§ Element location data
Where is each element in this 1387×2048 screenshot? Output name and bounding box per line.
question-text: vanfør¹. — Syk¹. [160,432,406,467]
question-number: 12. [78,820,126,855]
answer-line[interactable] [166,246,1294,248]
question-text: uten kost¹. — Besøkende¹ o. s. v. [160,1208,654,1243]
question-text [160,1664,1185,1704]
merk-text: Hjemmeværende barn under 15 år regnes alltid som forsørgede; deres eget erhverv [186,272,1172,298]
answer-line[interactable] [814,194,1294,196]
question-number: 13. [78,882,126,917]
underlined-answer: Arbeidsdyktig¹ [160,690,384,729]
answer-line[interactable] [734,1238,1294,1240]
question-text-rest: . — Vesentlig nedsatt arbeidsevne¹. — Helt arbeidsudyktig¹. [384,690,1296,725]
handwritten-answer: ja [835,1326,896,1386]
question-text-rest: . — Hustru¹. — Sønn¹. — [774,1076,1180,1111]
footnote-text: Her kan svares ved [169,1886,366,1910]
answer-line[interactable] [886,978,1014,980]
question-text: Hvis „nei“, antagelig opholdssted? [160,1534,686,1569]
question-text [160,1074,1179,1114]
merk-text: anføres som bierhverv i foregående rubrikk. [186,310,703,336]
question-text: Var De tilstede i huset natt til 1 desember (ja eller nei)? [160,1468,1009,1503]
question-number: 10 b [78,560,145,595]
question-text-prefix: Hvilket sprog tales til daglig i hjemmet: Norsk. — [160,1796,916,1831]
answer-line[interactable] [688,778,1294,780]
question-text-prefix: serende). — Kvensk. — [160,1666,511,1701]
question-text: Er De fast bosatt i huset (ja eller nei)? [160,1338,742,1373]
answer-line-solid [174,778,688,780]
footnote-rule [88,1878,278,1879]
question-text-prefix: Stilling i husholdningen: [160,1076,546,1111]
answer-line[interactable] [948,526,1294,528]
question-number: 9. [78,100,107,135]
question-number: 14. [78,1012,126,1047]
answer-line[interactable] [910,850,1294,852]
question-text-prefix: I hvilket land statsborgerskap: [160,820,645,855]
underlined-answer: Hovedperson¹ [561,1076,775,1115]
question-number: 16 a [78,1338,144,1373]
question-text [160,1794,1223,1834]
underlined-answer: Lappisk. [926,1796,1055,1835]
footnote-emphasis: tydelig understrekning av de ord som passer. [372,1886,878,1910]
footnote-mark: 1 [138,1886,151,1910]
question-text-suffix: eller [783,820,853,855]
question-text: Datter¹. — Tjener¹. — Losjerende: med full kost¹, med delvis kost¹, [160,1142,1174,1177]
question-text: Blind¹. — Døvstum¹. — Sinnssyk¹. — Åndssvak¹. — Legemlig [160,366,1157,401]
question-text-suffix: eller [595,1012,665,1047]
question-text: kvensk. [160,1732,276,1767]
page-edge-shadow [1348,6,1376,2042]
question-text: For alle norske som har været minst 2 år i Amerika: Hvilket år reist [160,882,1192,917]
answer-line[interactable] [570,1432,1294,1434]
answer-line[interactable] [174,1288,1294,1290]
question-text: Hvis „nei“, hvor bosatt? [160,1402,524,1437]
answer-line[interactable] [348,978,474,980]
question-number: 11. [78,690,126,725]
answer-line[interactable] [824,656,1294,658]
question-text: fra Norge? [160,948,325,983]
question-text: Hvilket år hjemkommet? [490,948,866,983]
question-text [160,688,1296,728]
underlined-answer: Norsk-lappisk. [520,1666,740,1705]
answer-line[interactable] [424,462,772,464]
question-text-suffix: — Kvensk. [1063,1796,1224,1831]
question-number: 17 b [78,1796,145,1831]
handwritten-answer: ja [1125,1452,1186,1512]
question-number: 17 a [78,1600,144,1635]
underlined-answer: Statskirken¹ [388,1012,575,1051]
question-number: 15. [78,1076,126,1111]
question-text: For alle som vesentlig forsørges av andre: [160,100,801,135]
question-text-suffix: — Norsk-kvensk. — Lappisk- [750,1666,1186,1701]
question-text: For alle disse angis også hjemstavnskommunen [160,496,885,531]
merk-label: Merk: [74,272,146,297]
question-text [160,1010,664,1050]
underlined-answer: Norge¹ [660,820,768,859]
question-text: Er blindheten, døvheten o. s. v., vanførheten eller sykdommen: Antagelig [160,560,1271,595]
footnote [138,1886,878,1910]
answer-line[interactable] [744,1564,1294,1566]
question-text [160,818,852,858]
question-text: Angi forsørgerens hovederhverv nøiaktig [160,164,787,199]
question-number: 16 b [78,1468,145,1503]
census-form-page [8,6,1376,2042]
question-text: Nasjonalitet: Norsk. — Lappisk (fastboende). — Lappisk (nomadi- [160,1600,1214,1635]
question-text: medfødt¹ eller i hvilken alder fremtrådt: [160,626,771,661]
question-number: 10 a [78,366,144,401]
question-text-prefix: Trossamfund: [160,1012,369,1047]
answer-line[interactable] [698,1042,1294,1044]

§ STATED EXERCISE
Copy out every line of the listing above, unchanged.

§ REPLY TO THE TASK
Where is each element in this 1387×2048 screenshot? Output name and bounding box per line.
question-text: vanfør¹. — Syk¹. [160,432,406,467]
question-number: 12. [78,820,126,855]
answer-line[interactable] [166,246,1294,248]
question-text: uten kost¹. — Besøkende¹ o. s. v. [160,1208,654,1243]
question-text [160,1664,1185,1704]
merk-text: Hjemmeværende barn under 15 år regnes alltid som forsørgede; deres eget erhverv [186,272,1172,298]
answer-line[interactable] [814,194,1294,196]
question-number: 13. [78,882,126,917]
underlined-answer: Arbeidsdyktig¹ [160,690,384,729]
answer-line[interactable] [734,1238,1294,1240]
question-text-rest: . — Vesentlig nedsatt arbeidsevne¹. — Helt arbeidsudyktig¹. [384,690,1296,725]
handwritten-answer: ja [835,1326,896,1386]
question-text-rest: . — Hustru¹. — Sønn¹. — [774,1076,1180,1111]
footnote-text: Her kan svares ved [169,1886,366,1910]
answer-line[interactable] [886,978,1014,980]
question-text: Hvis „nei“, antagelig opholdssted? [160,1534,686,1569]
question-text [160,1074,1179,1114]
merk-text: anføres som bierhverv i foregående rubrikk. [186,310,703,336]
question-text: Var De tilstede i huset natt til 1 desember (ja eller nei)? [160,1468,1009,1503]
question-number: 10 b [78,560,145,595]
question-text-prefix: Hvilket sprog tales til daglig i hjemmet: Norsk. — [160,1796,916,1831]
answer-line[interactable] [688,778,1294,780]
question-text-prefix: serende). — Kvensk. — [160,1666,511,1701]
question-text: Er De fast bosatt i huset (ja eller nei)? [160,1338,742,1373]
answer-line-solid [174,778,688,780]
footnote-rule [88,1878,278,1879]
question-text-prefix: Stilling i husholdningen: [160,1076,546,1111]
answer-line[interactable] [948,526,1294,528]
question-number: 9. [78,100,107,135]
question-number: 14. [78,1012,126,1047]
answer-line[interactable] [910,850,1294,852]
question-text-prefix: I hvilket land statsborgerskap: [160,820,645,855]
underlined-answer: Hovedperson¹ [561,1076,775,1115]
question-number: 16 a [78,1338,144,1373]
question-text [160,1794,1223,1834]
underlined-answer: Lappisk. [926,1796,1055,1835]
footnote-emphasis: tydelig understrekning av de ord som passer. [372,1886,878,1910]
footnote-mark: 1 [138,1886,151,1910]
question-text-suffix: eller [783,820,853,855]
question-text: Datter¹. — Tjener¹. — Losjerende: med full kost¹, med delvis kost¹, [160,1142,1174,1177]
question-text: Blind¹. — Døvstum¹. — Sinnssyk¹. — Åndssvak¹. — Legemlig [160,366,1157,401]
question-text-suffix: eller [595,1012,665,1047]
question-text: kvensk. [160,1732,276,1767]
page-edge-shadow [1348,6,1376,2042]
question-text: For alle norske som har været minst 2 år i Amerika: Hvilket år reist [160,882,1192,917]
answer-line[interactable] [570,1432,1294,1434]
answer-line[interactable] [174,1288,1294,1290]
question-text: Hvis „nei“, hvor bosatt? [160,1402,524,1437]
answer-line[interactable] [348,978,474,980]
question-number: 11. [78,690,126,725]
answer-line[interactable] [824,656,1294,658]
question-text: fra Norge? [160,948,325,983]
question-text: Hvilket år hjemkommet? [490,948,866,983]
question-text [160,688,1296,728]
underlined-answer: Norsk-lappisk. [520,1666,740,1705]
answer-line[interactable] [424,462,772,464]
question-text-suffix: — Kvensk. [1063,1796,1224,1831]
question-number: 17 b [78,1796,145,1831]
handwritten-answer: ja [1125,1452,1186,1512]
question-number: 17 a [78,1600,144,1635]
underlined-answer: Statskirken¹ [388,1012,575,1051]
question-number: 15. [78,1076,126,1111]
question-text: For alle som vesentlig forsørges av andre: [160,100,801,135]
question-text-suffix: — Norsk-kvensk. — Lappisk- [750,1666,1186,1701]
question-text: For alle disse angis også hjemstavnskommunen [160,496,885,531]
merk-label: Merk: [74,272,146,297]
question-text [160,1010,664,1050]
underlined-answer: Norge¹ [660,820,768,859]
question-text: Er blindheten, døvheten o. s. v., vanførheten eller sykdommen: Antagelig [160,560,1271,595]
footnote [138,1886,878,1910]
answer-line[interactable] [744,1564,1294,1566]
question-text [160,818,852,858]
question-text: Angi forsørgerens hovederhverv nøiaktig [160,164,787,199]
question-number: 16 b [78,1468,145,1503]
census-form-page [8,6,1376,2042]
question-text: Nasjonalitet: Norsk. — Lappisk (fastboende). — Lappisk (nomadi- [160,1600,1214,1635]
question-text: medfødt¹ eller i hvilken alder fremtrådt: [160,626,771,661]
question-number: 10 a [78,366,144,401]
question-text-prefix: Trossamfund: [160,1012,369,1047]
answer-line[interactable] [698,1042,1294,1044]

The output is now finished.